**Aim of the exercise:** Return each line of the records with nothing changed, pictures excepted.

**Excerpt from a dataset:**
:::
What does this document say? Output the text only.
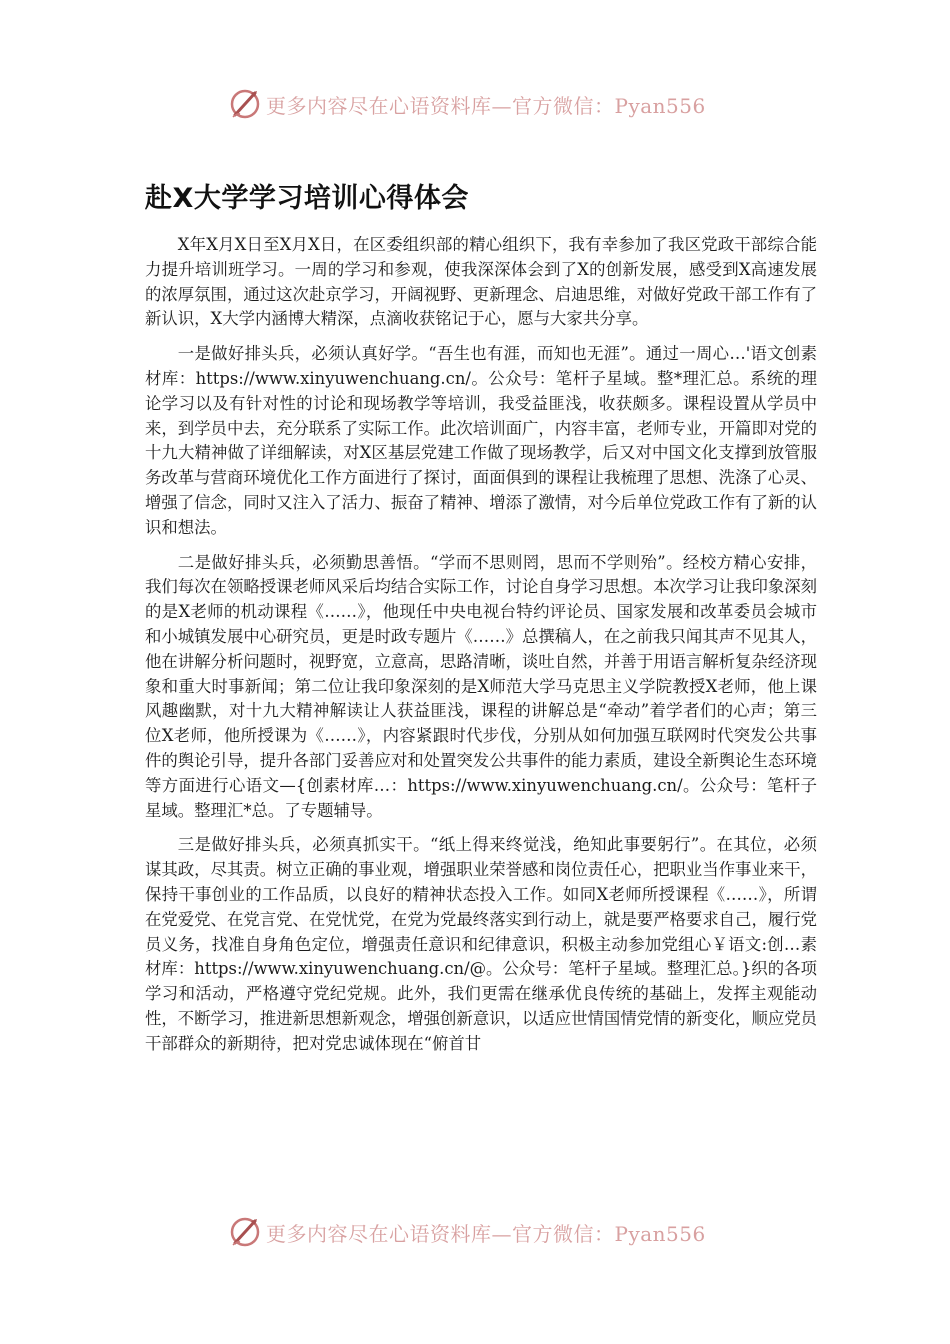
更多内容尽在心语资料库—官方微信：Pyan556
赴X大学学习培训心得体会

X年X月X日至X月X日，在区委组织部的精心组织下，我有幸参加了我区党政干部综合能力提升培训班学习。一周的学习和参观，使我深深体会到了X的创新发展，感受到X高速发展的浓厚氛围，通过这次赴京学习，开阔视野、更新理念、启迪思维，对做好党政干部工作有了新认识，X大学内涵博大精深，点滴收获铭记于心，愿与大家共分享。

一是做好排头兵，必须认真好学。“吾生也有涯，而知也无涯”。通过一周心…'语文创素材库：https://www.xinyuwenchuang.cn/。公众号：笔杆子星域。整*理汇总。系统的理论学习以及有针对性的讨论和现场教学等培训，我受益匪浅，收获颇多。课程设置从学员中来，到学员中去，充分联系了实际工作。此次培训面广，内容丰富，老师专业，开篇即对党的十九大精神做了详细解读，对X区基层党建工作做了现场教学，后又对中国文化支撑到放管服务改革与营商环境优化工作方面进行了探讨，面面俱到的课程让我梳理了思想、洗涤了心灵、增强了信念，同时又注入了活力、振奋了精神、增添了激情，对今后单位党政工作有了新的认识和想法。

二是做好排头兵，必须勤思善悟。“学而不思则罔，思而不学则殆”。经校方精心安排，我们每次在领略授课老师风采后均结合实际工作，讨论自身学习思想。本次学习让我印象深刻的是X老师的机动课程《……》，他现任中央电视台特约评论员、国家发展和改革委员会城市和小城镇发展中心研究员，更是时政专题片《……》总撰稿人，在之前我只闻其声不见其人，他在讲解分析问题时，视野宽，立意高，思路清晰，谈吐自然，并善于用语言解析复杂经济现象和重大时事新闻；第二位让我印象深刻的是X师范大学马克思主义学院教授X老师，他上课风趣幽默，对十九大精神解读让人获益匪浅，课程的讲解总是“牵动”着学者们的心声；第三位X老师，他所授课为《……》，内容紧跟时代步伐，分别从如何加强互联网时代突发公共事件的舆论引导，提升各部门妥善应对和处置突发公共事件的能力素质，建设全新舆论生态环境等方面进行心语文—{创素材库…：https://www.xinyuwenchuang.cn/。公众号：笔杆子星域。整理汇*总。了专题辅导。

三是做好排头兵，必须真抓实干。“纸上得来终觉浅，绝知此事要躬行”。在其位，必须谋其政，尽其责。树立正确的事业观，增强职业荣誉感和岗位责任心，把职业当作事业来干，保持干事创业的工作品质，以良好的精神状态投入工作。如同X老师所授课程《……》，所谓在党爱党、在党言党、在党忧党，在党为党最终落实到行动上，就是要严格要求自己，履行党员义务，找准自身角色定位，增强责任意识和纪律意识，积极主动参加党组心￥语文:创…素材库：https://www.xinyuwenchuang.cn/@。公众号：笔杆子星域。整理汇总。}织的各项学习和活动，严格遵守党纪党规。此外，我们更需在继承优良传统的基础上，发挥主观能动性，不断学习，推进新思想新观念，增强创新意识，以适应世情国情党情的新变化，顺应党员干部群众的新期待，把对党忠诚体现在“俯首甘

更多内容尽在心语资料库—官方微信：Pyan556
:::
**In response:**
What does this document say? Output the text only.
更多内容尽在心语资料库—官方微信：Pyan556
赴X大学学习培训心得体会

X年X月X日至X月X日，在区委组织部的精心组织下，我有幸参加了我区党政干部综合能力提升培训班学习。一周的学习和参观，使我深深体会到了X的创新发展，感受到X高速发展的浓厚氛围，通过这次赴京学习，开阔视野、更新理念、启迪思维，对做好党政干部工作有了新认识，X大学内涵博大精深，点滴收获铭记于心，愿与大家共分享。

一是做好排头兵，必须认真好学。“吾生也有涯，而知也无涯”。通过一周心…'语文创素材库：https://www.xinyuwenchuang.cn/。公众号：笔杆子星域。整*理汇总。系统的理论学习以及有针对性的讨论和现场教学等培训，我受益匪浅，收获颇多。课程设置从学员中来，到学员中去，充分联系了实际工作。此次培训面广，内容丰富，老师专业，开篇即对党的十九大精神做了详细解读，对X区基层党建工作做了现场教学，后又对中国文化支撑到放管服务改革与营商环境优化工作方面进行了探讨，面面俱到的课程让我梳理了思想、洗涤了心灵、增强了信念，同时又注入了活力、振奋了精神、增添了激情，对今后单位党政工作有了新的认识和想法。

二是做好排头兵，必须勤思善悟。“学而不思则罔，思而不学则殆”。经校方精心安排，我们每次在领略授课老师风采后均结合实际工作，讨论自身学习思想。本次学习让我印象深刻的是X老师的机动课程《……》，他现任中央电视台特约评论员、国家发展和改革委员会城市和小城镇发展中心研究员，更是时政专题片《……》总撰稿人，在之前我只闻其声不见其人，他在讲解分析问题时，视野宽，立意高，思路清晰，谈吐自然，并善于用语言解析复杂经济现象和重大时事新闻；第二位让我印象深刻的是X师范大学马克思主义学院教授X老师，他上课风趣幽默，对十九大精神解读让人获益匪浅，课程的讲解总是“牵动”着学者们的心声；第三位X老师，他所授课为《……》，内容紧跟时代步伐，分别从如何加强互联网时代突发公共事件的舆论引导，提升各部门妥善应对和处置突发公共事件的能力素质，建设全新舆论生态环境等方面进行心语文—{创素材库…：https://www.xinyuwenchuang.cn/。公众号：笔杆子星域。整理汇*总。了专题辅导。

三是做好排头兵，必须真抓实干。“纸上得来终觉浅，绝知此事要躬行”。在其位，必须谋其政，尽其责。树立正确的事业观，增强职业荣誉感和岗位责任心，把职业当作事业来干，保持干事创业的工作品质，以良好的精神状态投入工作。如同X老师所授课程《……》，所谓在党爱党、在党言党、在党忧党，在党为党最终落实到行动上，就是要严格要求自己，履行党员义务，找准自身角色定位，增强责任意识和纪律意识，积极主动参加党组心￥语文:创…素材库：https://www.xinyuwenchuang.cn/@。公众号：笔杆子星域。整理汇总。}织的各项学习和活动，严格遵守党纪党规。此外，我们更需在继承优良传统的基础上，发挥主观能动性，不断学习，推进新思想新观念，增强创新意识，以适应世情国情党情的新变化，顺应党员干部群众的新期待，把对党忠诚体现在“俯首甘

更多内容尽在心语资料库—官方微信：Pyan556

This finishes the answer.